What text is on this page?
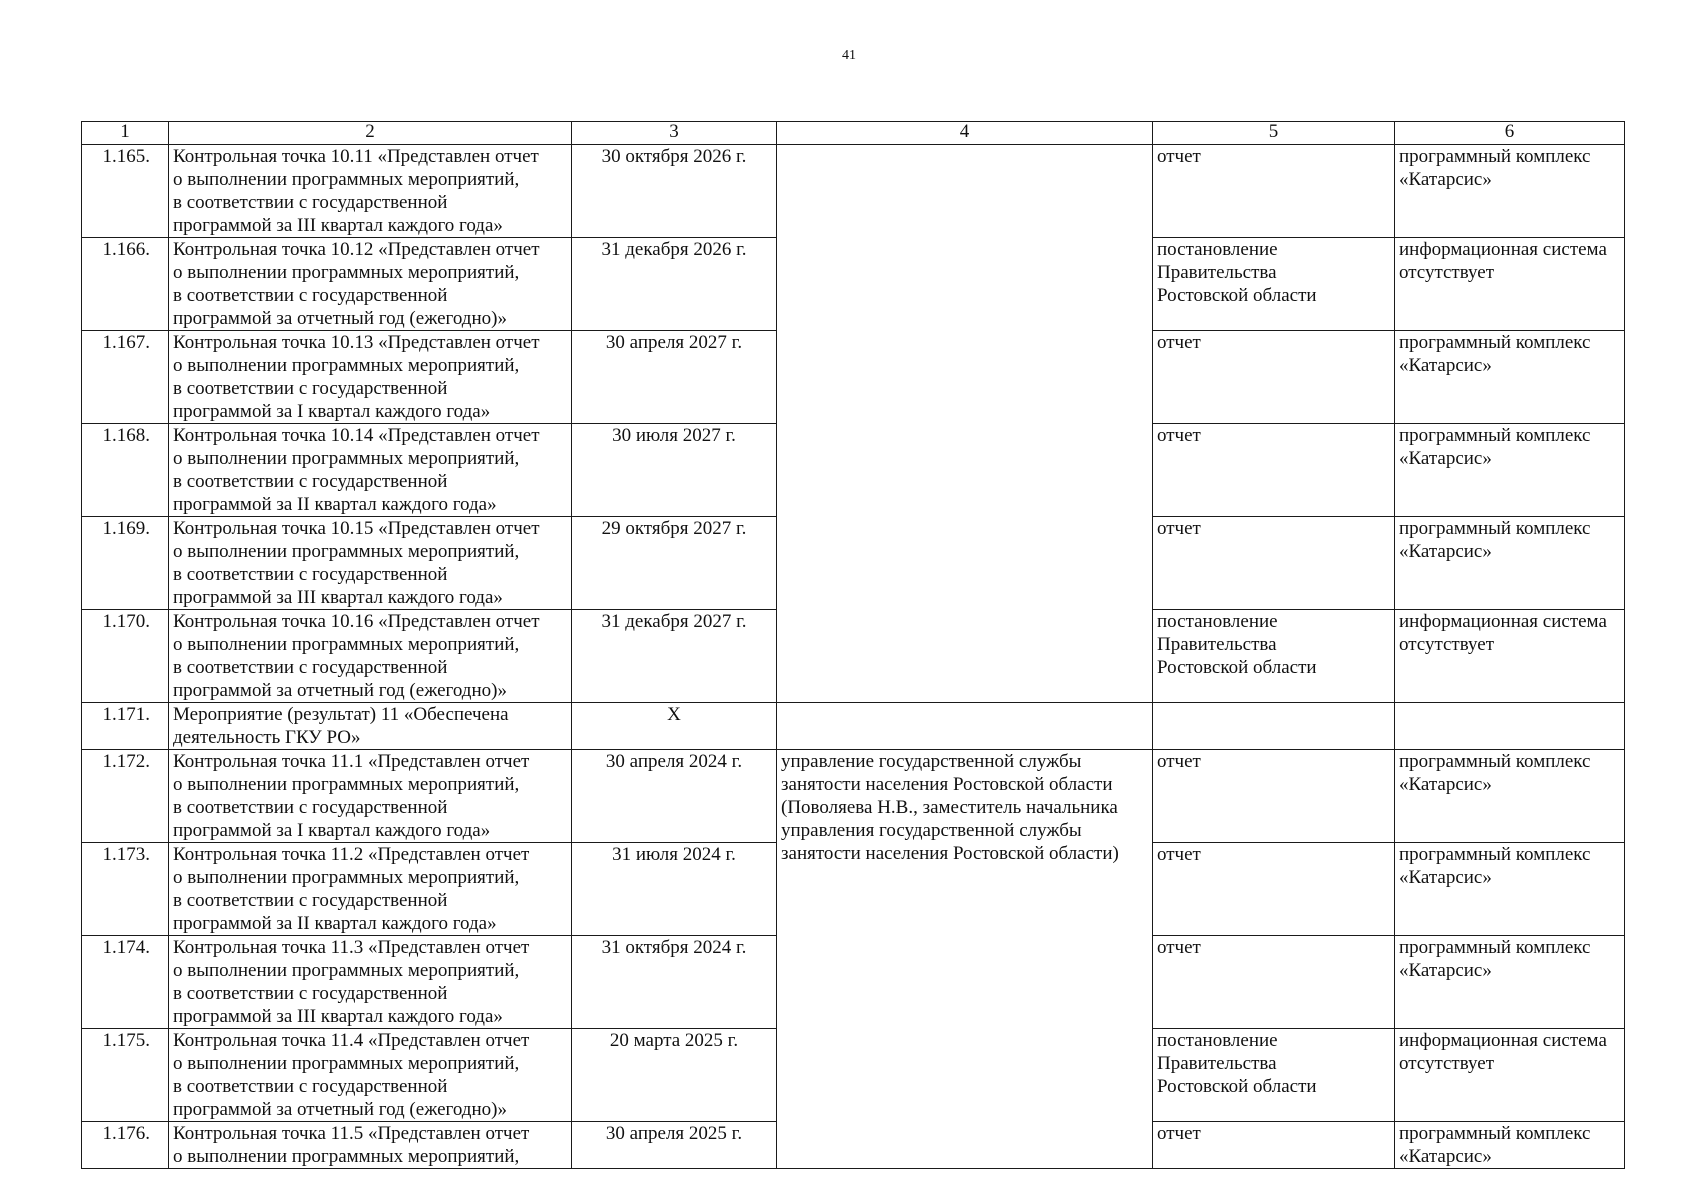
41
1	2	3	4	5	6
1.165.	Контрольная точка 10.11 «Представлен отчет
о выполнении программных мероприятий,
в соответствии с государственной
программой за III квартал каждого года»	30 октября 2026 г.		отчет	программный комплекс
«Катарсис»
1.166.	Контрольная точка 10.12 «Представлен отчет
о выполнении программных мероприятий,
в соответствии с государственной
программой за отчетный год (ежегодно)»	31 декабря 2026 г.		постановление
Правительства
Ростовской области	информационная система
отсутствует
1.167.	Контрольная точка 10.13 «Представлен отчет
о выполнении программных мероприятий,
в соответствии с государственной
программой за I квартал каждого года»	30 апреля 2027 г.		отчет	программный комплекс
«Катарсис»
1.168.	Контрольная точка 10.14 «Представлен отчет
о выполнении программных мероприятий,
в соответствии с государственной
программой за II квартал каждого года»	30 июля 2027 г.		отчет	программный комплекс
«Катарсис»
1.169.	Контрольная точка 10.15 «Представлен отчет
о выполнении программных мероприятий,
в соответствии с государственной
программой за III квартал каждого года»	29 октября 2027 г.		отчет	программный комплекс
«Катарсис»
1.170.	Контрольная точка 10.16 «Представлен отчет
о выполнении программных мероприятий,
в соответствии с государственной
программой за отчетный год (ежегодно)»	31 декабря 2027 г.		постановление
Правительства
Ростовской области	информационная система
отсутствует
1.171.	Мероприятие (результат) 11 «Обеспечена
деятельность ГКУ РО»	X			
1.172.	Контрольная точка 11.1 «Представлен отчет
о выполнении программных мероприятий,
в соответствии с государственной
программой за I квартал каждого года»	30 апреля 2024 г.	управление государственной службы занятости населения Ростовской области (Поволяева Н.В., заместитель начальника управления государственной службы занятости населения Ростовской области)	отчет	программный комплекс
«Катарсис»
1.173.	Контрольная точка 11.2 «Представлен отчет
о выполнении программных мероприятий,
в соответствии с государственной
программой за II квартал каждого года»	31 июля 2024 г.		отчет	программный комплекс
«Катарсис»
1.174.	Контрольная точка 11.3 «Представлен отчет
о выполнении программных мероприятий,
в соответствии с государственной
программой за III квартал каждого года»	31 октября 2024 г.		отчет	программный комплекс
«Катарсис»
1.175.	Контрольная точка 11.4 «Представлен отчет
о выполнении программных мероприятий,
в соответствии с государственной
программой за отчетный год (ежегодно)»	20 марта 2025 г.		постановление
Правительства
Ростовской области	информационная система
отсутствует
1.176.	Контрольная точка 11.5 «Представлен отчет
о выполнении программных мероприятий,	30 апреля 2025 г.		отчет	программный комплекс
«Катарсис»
+===+
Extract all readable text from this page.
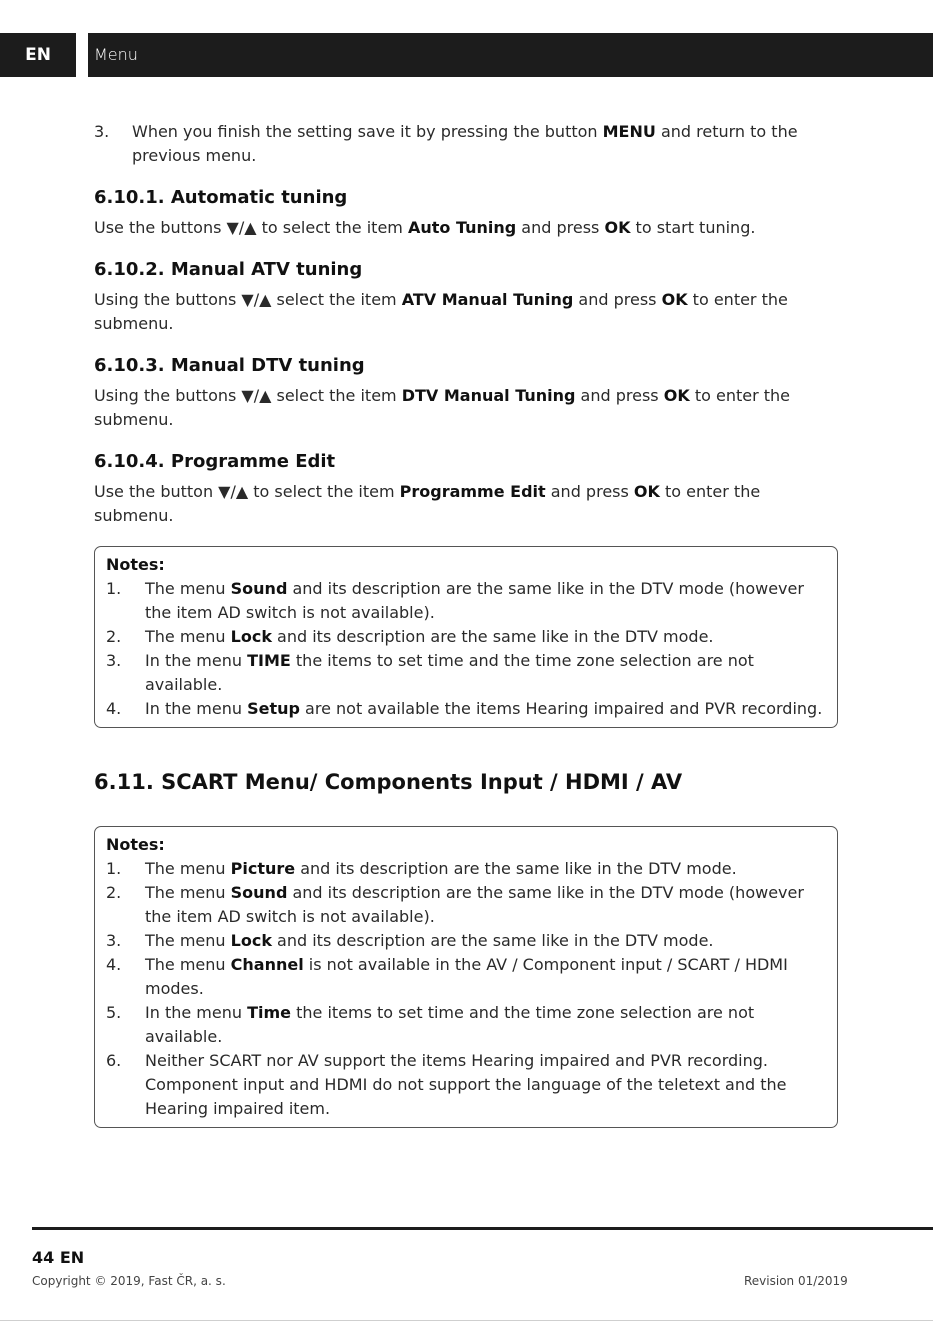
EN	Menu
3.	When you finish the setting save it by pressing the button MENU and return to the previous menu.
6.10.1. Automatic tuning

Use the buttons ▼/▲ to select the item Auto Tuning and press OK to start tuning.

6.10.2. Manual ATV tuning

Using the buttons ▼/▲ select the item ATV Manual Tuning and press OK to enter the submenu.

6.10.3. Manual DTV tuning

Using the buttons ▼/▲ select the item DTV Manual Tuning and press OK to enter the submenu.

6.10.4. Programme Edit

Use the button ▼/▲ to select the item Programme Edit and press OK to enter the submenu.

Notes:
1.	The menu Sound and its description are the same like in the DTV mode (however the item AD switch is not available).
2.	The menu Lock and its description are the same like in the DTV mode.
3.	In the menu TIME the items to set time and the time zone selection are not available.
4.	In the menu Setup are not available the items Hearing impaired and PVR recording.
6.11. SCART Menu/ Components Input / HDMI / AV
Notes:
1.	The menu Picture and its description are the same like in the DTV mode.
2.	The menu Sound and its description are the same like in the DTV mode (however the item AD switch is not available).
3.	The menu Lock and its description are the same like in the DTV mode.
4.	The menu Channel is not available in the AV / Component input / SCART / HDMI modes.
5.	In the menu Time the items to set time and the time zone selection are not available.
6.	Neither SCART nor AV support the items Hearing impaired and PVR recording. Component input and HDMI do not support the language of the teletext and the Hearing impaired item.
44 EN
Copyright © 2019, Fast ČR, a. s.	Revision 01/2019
+===+
→ **WHAT IS ASKED**:
Extract each line from the listing that holds the word "HDMI".

→ **THE REPLY**:
6.11. SCART Menu/ Components Input / HDMI / AV
4.	The menu Channel is not available in the AV / Component input / SCART / HDMI modes.
6.	Neither SCART nor AV support the items Hearing impaired and PVR recording. Component input and HDMI do not support the language of the teletext and the Hearing impaired item.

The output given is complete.